Directions for this task: Go through the listing below and gather every line with the word "content".

Listed records:
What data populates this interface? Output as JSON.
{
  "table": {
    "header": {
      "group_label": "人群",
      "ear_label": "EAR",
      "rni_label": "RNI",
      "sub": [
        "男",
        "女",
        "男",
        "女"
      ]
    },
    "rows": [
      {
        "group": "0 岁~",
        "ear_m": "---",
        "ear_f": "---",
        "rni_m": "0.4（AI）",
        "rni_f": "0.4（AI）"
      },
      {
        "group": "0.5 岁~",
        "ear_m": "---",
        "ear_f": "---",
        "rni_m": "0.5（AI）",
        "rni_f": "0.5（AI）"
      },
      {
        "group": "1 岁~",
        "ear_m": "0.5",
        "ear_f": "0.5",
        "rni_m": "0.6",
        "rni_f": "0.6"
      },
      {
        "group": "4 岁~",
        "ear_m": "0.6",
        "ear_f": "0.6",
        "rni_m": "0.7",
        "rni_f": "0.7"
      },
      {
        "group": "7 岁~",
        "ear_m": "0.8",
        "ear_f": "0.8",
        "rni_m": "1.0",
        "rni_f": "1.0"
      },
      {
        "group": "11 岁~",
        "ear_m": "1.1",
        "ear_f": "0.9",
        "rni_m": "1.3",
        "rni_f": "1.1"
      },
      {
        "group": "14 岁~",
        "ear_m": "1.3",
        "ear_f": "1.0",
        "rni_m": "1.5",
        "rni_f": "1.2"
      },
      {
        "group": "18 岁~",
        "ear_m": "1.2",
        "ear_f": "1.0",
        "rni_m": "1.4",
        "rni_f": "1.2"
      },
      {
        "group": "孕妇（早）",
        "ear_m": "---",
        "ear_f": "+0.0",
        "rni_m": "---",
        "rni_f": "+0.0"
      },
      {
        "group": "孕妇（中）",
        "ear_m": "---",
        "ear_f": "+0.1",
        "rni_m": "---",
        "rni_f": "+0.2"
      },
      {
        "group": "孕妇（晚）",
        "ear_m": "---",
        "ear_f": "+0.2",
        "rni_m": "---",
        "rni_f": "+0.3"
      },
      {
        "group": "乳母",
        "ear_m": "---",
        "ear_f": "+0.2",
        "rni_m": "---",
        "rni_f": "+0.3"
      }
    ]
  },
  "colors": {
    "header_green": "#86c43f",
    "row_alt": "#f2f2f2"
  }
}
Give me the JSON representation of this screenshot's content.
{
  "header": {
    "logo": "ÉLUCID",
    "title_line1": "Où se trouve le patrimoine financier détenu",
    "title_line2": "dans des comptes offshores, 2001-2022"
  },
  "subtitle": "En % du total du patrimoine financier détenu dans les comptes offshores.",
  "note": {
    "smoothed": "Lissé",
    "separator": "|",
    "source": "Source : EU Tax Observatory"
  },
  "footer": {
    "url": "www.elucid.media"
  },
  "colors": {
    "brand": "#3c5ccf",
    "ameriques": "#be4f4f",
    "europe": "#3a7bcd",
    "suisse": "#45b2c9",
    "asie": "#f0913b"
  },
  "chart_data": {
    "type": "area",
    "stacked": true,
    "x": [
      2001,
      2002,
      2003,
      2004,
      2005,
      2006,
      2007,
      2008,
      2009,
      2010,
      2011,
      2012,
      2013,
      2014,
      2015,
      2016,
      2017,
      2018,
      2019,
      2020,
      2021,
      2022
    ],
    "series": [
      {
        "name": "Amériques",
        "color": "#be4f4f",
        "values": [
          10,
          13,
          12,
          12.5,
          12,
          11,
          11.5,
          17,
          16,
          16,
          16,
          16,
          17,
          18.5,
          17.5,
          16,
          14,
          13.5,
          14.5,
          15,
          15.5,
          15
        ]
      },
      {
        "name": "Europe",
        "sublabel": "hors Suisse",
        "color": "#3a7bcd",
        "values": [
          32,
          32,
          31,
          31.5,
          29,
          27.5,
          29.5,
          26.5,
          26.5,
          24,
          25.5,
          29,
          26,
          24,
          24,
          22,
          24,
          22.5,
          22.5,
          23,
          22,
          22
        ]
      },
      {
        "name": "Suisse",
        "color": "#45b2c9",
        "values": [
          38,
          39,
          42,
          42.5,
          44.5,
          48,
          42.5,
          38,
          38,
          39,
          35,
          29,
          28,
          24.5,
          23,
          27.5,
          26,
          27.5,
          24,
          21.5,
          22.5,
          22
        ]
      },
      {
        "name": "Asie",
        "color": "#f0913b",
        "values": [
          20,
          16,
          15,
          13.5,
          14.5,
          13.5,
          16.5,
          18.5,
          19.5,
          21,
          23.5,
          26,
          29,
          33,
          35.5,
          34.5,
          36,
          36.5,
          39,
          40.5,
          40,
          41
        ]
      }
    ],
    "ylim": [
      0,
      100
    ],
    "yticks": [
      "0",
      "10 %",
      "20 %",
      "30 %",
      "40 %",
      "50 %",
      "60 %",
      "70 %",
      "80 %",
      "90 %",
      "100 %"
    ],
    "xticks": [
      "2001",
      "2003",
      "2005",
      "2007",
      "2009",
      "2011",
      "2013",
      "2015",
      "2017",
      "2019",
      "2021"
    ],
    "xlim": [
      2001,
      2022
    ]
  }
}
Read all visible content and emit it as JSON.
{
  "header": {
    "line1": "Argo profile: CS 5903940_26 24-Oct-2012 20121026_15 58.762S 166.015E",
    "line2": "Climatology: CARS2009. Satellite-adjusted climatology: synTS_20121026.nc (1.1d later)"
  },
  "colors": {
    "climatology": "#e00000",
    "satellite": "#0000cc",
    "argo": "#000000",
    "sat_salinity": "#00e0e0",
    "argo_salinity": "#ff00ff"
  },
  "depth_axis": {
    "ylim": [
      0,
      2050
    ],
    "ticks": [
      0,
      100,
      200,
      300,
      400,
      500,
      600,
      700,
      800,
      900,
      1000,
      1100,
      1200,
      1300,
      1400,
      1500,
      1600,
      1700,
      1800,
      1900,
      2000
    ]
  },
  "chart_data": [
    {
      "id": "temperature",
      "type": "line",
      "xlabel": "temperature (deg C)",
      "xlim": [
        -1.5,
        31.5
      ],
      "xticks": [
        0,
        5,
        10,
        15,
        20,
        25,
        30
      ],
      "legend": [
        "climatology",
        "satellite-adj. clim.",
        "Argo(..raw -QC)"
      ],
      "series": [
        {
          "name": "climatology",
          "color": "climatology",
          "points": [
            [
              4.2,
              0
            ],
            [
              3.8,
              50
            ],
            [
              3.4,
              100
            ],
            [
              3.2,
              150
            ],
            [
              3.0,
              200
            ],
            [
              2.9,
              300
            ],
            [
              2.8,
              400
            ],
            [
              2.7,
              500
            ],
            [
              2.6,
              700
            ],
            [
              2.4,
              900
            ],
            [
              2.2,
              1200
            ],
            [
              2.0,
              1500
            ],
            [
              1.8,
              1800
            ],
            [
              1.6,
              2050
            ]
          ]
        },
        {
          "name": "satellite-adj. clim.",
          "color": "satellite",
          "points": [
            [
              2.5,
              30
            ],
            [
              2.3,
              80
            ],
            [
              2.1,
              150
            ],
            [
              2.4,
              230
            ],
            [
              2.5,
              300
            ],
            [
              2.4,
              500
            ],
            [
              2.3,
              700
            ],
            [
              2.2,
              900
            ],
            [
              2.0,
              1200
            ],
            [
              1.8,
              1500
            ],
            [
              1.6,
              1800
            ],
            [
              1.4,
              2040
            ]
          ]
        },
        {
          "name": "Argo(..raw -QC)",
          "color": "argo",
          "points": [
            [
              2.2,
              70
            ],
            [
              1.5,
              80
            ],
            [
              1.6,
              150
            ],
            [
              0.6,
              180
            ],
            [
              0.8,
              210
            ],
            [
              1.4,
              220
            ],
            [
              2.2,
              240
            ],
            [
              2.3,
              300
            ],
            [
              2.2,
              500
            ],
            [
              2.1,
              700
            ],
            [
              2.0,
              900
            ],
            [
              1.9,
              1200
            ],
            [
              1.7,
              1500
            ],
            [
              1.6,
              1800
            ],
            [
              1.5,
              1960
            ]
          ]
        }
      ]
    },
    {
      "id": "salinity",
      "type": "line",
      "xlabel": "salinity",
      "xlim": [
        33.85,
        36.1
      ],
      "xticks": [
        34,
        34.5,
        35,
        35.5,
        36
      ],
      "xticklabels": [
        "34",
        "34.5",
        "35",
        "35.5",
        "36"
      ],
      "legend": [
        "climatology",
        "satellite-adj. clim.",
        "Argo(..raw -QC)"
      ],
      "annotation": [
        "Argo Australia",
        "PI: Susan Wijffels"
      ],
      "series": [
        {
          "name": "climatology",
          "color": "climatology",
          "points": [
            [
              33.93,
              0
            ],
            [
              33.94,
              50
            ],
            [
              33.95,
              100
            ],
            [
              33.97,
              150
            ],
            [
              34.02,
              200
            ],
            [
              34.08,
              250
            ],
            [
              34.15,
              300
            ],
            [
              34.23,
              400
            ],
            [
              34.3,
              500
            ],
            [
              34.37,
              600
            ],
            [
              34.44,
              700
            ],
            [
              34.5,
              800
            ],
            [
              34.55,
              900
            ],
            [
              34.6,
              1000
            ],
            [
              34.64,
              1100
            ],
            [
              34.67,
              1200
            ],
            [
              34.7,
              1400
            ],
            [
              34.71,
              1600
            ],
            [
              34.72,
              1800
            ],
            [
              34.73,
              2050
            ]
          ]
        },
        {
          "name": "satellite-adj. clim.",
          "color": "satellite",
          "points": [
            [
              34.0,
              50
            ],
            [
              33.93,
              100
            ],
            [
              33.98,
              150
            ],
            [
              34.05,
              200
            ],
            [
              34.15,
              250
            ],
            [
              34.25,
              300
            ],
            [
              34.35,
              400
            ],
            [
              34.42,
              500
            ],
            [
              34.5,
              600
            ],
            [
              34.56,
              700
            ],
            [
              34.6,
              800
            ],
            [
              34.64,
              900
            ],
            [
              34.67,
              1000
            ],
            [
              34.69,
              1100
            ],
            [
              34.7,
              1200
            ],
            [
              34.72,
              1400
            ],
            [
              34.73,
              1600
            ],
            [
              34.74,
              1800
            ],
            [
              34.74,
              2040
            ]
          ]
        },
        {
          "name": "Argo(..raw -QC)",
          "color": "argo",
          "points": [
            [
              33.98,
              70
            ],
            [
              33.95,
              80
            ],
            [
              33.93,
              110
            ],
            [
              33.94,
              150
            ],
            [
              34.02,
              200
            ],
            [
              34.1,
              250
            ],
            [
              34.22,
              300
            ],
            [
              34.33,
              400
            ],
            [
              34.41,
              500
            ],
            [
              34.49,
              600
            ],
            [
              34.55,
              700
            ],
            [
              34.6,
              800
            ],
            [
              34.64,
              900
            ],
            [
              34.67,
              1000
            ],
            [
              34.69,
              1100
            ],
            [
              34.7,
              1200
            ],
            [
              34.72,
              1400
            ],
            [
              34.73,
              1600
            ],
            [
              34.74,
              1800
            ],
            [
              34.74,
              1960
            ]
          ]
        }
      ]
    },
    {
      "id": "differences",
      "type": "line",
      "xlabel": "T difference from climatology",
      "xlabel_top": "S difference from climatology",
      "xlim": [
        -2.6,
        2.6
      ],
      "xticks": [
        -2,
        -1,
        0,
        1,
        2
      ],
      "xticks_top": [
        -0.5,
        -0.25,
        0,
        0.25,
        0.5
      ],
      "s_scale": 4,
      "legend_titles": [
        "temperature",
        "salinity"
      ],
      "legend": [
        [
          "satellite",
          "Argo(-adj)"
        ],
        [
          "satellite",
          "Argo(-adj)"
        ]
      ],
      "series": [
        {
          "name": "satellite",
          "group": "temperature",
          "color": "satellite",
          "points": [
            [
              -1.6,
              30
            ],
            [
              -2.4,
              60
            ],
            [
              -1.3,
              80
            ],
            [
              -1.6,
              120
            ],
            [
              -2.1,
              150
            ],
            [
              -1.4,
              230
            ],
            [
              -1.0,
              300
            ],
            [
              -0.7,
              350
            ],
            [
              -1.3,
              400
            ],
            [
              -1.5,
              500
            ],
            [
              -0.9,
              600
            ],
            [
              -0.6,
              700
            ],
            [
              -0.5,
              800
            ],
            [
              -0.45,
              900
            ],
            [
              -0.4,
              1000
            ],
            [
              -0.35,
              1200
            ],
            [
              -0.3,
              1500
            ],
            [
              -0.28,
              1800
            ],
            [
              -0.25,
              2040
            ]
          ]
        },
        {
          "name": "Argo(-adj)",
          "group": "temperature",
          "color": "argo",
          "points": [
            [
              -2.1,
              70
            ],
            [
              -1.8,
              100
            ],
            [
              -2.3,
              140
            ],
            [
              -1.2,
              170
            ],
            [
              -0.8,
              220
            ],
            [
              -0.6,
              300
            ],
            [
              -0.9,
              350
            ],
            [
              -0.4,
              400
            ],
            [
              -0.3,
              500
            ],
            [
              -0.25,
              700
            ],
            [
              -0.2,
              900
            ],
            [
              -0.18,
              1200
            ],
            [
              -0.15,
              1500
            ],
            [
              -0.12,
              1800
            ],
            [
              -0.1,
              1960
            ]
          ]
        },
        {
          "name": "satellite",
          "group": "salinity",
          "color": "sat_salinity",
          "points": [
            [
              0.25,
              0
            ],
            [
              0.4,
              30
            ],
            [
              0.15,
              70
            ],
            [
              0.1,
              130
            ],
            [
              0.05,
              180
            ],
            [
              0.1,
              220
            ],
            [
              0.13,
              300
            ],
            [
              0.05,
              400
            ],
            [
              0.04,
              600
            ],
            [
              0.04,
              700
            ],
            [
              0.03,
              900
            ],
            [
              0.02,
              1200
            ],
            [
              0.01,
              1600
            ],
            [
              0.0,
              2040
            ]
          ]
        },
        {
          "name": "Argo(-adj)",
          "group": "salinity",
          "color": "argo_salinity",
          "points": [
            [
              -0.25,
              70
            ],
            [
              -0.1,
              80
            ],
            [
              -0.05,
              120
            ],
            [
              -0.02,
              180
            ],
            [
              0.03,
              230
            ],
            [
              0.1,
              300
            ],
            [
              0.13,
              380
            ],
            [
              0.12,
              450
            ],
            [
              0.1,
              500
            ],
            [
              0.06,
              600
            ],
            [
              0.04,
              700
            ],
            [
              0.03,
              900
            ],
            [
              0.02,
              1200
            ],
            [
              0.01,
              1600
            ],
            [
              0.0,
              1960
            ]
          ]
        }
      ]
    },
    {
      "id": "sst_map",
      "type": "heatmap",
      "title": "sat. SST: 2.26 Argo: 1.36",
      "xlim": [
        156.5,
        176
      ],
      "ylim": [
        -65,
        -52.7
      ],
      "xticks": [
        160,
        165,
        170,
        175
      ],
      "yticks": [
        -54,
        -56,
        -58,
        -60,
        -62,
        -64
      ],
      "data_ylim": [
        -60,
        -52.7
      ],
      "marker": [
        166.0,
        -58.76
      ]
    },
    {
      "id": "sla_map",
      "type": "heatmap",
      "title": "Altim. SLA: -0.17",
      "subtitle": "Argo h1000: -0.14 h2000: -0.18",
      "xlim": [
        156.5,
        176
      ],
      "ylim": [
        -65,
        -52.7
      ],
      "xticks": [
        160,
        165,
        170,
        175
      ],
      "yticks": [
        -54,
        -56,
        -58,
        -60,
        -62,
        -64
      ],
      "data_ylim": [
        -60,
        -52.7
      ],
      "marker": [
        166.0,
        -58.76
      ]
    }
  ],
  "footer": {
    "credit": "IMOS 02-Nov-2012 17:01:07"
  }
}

The output:
Give me the JSON representation of this screenshot's content.
Read all visible content and emit it as JSON.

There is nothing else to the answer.